The exercise ▸ Send back the records in full, character for character.

Dataset rows ▸
==========
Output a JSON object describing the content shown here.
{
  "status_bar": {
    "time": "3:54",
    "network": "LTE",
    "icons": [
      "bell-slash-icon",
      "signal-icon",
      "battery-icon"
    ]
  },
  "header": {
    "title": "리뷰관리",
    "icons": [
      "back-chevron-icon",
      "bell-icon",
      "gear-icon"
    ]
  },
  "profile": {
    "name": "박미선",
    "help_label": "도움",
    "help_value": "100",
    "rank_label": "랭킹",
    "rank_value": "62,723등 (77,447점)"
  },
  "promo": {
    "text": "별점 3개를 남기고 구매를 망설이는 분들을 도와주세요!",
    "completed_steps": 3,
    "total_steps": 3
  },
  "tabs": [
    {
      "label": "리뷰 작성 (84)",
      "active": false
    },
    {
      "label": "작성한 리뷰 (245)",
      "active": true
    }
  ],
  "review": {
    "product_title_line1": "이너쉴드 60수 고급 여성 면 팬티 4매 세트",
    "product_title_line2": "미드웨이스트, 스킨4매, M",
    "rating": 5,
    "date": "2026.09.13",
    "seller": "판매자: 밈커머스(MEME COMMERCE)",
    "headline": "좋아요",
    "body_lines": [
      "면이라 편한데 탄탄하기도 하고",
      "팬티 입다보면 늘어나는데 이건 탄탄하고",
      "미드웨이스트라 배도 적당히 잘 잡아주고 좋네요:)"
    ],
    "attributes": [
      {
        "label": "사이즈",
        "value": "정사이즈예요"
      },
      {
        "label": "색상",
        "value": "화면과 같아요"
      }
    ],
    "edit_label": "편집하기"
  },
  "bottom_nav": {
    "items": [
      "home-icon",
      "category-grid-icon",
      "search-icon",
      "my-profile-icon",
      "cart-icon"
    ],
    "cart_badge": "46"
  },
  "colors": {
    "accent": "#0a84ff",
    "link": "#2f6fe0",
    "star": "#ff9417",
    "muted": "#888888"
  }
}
==========
Task output ▸
Output a JSON object describing the content shown here.
{
  "status_bar": {
    "time": "3:54",
    "network": "LTE",
    "icons": [
      "bell-slash-icon",
      "signal-icon",
      "battery-icon"
    ]
  },
  "header": {
    "title": "리뷰관리",
    "icons": [
      "back-chevron-icon",
      "bell-icon",
      "gear-icon"
    ]
  },
  "profile": {
    "name": "박미선",
    "help_label": "도움",
    "help_value": "100",
    "rank_label": "랭킹",
    "rank_value": "62,723등 (77,447점)"
  },
  "promo": {
    "text": "별점 3개를 남기고 구매를 망설이는 분들을 도와주세요!",
    "completed_steps": 3,
    "total_steps": 3
  },
  "tabs": [
    {
      "label": "리뷰 작성 (84)",
      "active": false
    },
    {
      "label": "작성한 리뷰 (245)",
      "active": true
    }
  ],
  "review": {
    "product_title_line1": "이너쉴드 60수 고급 여성 면 팬티 4매 세트",
    "product_title_line2": "미드웨이스트, 스킨4매, M",
    "rating": 5,
    "date": "2026.09.13",
    "seller": "판매자: 밈커머스(MEME COMMERCE)",
    "headline": "좋아요",
    "body_lines": [
      "면이라 편한데 탄탄하기도 하고",
      "팬티 입다보면 늘어나는데 이건 탄탄하고",
      "미드웨이스트라 배도 적당히 잘 잡아주고 좋네요:)"
    ],
    "attributes": [
      {
        "label": "사이즈",
        "value": "정사이즈예요"
      },
      {
        "label": "색상",
        "value": "화면과 같아요"
      }
    ],
    "edit_label": "편집하기"
  },
  "bottom_nav": {
    "items": [
      "home-icon",
      "category-grid-icon",
      "search-icon",
      "my-profile-icon",
      "cart-icon"
    ],
    "cart_badge": "46"
  },
  "colors": {
    "accent": "#0a84ff",
    "link": "#2f6fe0",
    "star": "#ff9417",
    "muted": "#888888"
  }
}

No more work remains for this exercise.